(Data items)

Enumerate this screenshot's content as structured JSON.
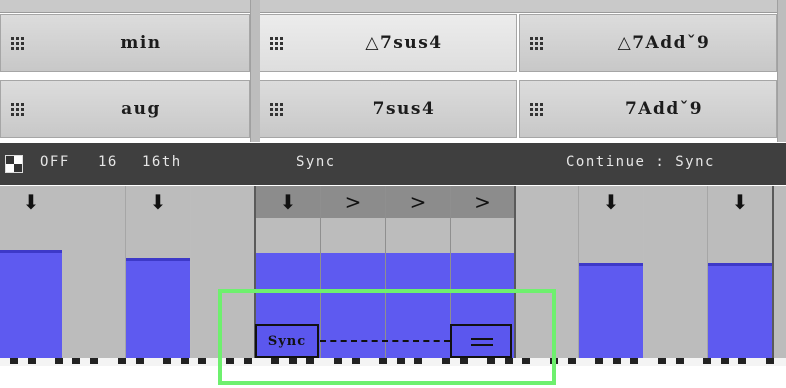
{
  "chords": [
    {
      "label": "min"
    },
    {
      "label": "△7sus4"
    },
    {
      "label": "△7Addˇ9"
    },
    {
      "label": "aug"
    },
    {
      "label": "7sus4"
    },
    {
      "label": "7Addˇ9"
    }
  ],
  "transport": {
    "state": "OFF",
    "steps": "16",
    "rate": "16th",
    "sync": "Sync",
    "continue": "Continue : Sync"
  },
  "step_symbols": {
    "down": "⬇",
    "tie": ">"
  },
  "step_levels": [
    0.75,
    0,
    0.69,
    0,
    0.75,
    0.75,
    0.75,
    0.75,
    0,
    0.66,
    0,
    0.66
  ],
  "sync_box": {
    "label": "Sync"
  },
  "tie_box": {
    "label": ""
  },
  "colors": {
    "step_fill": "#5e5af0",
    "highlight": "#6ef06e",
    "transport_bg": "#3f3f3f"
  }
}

DIRECTION:
Find the lines holding "label" and list every one.

OUTPUT FOR THIS TASK:
      "label": "min"
      "label": "△7sus4"
      "label": "△7Addˇ9"
      "label": "aug"
      "label": "7sus4"
      "label": "7Addˇ9"
    "label": "Sync"
    "label": ""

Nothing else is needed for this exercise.